◆ Records for processing ◆

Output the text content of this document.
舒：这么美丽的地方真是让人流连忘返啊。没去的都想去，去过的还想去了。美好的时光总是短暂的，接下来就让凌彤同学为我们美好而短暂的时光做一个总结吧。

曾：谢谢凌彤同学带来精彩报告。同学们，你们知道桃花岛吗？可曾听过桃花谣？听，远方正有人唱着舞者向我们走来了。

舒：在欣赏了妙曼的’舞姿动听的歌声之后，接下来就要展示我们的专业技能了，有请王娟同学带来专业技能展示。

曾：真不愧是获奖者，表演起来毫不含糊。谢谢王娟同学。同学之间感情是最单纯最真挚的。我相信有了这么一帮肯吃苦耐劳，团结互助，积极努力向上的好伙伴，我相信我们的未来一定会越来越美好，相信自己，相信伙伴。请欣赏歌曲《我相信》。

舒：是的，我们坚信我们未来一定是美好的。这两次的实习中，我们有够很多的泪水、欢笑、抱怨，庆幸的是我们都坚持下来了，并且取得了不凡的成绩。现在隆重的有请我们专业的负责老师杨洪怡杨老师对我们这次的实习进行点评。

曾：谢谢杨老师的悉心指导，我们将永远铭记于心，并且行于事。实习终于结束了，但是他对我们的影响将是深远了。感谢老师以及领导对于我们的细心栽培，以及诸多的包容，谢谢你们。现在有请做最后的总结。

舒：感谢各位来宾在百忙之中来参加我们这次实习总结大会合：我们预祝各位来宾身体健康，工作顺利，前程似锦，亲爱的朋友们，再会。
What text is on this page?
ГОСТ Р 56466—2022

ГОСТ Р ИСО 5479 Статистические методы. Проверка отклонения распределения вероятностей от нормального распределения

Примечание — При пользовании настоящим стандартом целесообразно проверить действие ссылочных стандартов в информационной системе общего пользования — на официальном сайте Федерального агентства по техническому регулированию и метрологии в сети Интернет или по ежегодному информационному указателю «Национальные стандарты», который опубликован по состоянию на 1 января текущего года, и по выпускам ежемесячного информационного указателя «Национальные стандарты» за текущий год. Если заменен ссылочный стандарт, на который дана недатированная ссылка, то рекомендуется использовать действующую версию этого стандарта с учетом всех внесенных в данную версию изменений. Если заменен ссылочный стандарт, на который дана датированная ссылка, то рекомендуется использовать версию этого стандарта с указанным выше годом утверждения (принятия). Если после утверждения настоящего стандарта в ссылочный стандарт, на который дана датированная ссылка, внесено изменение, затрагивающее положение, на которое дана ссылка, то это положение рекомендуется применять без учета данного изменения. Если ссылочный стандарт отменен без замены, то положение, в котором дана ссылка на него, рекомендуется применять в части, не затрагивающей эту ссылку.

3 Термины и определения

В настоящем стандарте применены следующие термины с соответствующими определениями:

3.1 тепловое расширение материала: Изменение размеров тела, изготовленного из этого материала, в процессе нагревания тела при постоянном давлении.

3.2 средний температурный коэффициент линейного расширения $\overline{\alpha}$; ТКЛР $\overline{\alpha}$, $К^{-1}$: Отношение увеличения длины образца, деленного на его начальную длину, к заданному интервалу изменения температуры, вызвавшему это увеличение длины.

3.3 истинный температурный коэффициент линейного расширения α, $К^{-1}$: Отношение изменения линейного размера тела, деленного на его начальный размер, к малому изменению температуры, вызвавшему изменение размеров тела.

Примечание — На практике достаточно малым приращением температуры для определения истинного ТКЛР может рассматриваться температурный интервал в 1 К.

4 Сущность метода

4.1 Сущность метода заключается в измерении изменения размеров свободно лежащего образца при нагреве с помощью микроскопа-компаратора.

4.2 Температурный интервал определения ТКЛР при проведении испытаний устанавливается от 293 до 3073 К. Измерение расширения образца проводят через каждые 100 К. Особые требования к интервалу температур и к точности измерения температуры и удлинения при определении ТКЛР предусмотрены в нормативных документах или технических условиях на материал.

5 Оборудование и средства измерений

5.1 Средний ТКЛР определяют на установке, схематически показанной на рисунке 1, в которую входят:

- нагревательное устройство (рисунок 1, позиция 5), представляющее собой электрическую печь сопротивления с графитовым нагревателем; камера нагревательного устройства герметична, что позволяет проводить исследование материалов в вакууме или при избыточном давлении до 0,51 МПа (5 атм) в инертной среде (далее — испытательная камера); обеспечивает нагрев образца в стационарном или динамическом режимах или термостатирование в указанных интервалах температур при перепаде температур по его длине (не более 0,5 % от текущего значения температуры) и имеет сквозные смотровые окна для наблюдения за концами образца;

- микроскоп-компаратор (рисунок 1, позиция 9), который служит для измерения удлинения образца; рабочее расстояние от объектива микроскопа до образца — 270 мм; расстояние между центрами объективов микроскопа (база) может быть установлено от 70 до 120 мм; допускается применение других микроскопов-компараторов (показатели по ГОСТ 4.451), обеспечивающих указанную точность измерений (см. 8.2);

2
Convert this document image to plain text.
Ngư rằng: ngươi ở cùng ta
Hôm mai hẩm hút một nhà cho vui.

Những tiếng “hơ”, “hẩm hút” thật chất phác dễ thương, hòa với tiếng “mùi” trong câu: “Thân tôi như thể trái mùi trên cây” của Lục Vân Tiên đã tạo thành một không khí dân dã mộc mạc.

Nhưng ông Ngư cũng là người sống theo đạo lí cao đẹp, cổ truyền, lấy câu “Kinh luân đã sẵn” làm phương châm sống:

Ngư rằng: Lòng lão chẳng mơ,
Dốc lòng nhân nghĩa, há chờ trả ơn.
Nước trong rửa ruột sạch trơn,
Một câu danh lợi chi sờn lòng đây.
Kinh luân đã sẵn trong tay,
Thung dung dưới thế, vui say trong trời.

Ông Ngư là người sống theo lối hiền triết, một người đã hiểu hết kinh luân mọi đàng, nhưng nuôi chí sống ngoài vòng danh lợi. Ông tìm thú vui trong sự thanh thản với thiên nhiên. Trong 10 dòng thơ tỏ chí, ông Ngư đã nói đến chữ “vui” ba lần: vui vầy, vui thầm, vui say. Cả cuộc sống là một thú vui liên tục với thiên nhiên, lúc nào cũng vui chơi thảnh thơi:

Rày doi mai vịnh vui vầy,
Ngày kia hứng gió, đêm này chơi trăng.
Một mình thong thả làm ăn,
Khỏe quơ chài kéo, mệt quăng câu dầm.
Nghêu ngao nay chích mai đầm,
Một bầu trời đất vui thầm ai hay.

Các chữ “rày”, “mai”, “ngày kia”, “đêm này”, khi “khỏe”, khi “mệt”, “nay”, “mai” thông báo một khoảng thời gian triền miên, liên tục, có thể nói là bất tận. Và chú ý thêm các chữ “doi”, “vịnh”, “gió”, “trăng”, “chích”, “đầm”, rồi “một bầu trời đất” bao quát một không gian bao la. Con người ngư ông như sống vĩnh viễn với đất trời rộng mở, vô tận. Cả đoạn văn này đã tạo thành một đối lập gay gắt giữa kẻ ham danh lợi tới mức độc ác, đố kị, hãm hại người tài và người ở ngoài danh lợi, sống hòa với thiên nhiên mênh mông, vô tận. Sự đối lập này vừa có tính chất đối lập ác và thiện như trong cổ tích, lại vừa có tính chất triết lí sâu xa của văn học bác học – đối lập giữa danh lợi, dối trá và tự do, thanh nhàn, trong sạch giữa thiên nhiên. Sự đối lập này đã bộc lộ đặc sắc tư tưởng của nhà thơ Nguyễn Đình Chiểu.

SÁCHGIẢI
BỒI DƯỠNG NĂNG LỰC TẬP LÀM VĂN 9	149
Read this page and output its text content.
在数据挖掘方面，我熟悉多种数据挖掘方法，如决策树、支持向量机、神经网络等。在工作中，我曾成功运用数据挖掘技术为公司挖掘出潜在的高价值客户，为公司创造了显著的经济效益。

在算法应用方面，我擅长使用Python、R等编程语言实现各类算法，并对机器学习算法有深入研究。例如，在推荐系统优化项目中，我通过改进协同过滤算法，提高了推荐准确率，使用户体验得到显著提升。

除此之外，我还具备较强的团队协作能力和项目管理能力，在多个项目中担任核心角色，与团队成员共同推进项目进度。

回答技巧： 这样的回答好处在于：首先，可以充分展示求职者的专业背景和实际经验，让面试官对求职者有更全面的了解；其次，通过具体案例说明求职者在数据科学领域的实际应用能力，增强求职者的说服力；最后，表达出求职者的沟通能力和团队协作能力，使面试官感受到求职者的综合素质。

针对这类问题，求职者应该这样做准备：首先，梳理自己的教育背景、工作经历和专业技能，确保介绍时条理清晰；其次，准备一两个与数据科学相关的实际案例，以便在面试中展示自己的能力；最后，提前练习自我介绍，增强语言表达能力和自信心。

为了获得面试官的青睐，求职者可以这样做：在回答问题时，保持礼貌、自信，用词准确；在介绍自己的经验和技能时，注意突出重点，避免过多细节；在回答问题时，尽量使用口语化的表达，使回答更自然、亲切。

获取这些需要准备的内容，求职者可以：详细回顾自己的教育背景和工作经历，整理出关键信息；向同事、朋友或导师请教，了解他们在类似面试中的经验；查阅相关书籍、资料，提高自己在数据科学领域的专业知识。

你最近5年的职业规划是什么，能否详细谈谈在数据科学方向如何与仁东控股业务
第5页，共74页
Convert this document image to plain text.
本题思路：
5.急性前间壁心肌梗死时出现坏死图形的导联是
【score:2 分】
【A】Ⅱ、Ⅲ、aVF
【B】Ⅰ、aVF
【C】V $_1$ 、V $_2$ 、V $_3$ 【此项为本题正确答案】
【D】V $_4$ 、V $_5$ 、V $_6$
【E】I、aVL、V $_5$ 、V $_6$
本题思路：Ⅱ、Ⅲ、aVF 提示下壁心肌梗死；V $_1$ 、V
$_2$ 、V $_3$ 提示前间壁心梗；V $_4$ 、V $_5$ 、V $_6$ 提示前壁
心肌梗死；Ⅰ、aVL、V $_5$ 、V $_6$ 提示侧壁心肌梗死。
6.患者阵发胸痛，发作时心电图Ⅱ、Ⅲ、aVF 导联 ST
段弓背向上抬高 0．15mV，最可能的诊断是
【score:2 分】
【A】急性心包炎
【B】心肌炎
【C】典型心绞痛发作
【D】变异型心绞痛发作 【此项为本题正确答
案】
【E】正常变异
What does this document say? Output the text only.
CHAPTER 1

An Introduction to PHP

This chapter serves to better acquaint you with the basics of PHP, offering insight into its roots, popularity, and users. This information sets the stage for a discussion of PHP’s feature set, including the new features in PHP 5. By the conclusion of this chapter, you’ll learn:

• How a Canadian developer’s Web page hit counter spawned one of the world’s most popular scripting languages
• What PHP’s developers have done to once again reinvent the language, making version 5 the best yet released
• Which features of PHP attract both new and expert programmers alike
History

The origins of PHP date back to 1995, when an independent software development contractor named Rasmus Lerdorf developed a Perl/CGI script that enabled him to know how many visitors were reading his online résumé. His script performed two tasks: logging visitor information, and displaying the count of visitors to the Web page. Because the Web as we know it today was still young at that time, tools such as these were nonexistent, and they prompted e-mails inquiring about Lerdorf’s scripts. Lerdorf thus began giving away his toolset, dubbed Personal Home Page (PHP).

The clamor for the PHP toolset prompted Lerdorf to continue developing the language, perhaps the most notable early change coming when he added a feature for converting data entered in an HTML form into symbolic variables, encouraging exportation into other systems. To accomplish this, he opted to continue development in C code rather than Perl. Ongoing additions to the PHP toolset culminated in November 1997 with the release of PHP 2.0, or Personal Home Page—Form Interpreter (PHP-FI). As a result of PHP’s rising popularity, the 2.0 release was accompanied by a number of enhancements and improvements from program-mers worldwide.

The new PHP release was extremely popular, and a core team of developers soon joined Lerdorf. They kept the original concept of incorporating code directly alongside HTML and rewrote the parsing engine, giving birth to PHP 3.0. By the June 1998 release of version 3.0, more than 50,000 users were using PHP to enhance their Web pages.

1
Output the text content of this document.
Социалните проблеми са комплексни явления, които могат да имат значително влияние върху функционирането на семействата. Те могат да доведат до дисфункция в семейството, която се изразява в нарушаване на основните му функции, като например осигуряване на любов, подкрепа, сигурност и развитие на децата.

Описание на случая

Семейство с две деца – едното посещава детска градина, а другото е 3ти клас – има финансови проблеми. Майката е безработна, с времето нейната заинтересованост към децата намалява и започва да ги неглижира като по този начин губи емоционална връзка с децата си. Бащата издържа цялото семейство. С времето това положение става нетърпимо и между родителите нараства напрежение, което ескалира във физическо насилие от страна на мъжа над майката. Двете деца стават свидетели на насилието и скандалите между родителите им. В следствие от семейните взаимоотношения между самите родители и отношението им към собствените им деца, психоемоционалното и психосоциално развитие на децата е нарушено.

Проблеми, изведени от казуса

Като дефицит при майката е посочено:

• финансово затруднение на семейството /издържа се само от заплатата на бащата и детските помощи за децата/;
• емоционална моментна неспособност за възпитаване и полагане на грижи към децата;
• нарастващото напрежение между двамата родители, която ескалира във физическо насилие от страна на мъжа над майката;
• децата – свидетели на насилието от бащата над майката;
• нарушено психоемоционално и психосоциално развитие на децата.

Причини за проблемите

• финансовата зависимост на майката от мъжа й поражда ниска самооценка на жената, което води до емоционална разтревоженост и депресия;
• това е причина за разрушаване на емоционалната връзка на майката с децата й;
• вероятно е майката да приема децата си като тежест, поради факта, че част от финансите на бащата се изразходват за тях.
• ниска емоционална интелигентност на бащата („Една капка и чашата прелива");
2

◆ Problem to work on ◆
Scan the listing above. Collect all lines with the word "cũng".

◆ Full output ◆
Nhưng ông Ngư cũng là người sống theo đạo lí cao đẹp, cổ truyền, lấy câu “Kinh luân đã sẵn” làm phương châm sống:
Ông Ngư là người sống theo lối hiền triết, một người đã hiểu hết kinh luân mọi đàng, nhưng nuôi chí sống ngoài vòng danh lợi. Ông tìm thú vui trong sự thanh thản với thiên nhiên. Trong 10 dòng thơ tỏ chí, ông Ngư đã nói đến chữ “vui” ba lần: vui vầy, vui thầm, vui say. Cả cuộc sống là một thú vui liên tục với thiên nhiên, lúc nào cũng vui chơi thảnh thơi:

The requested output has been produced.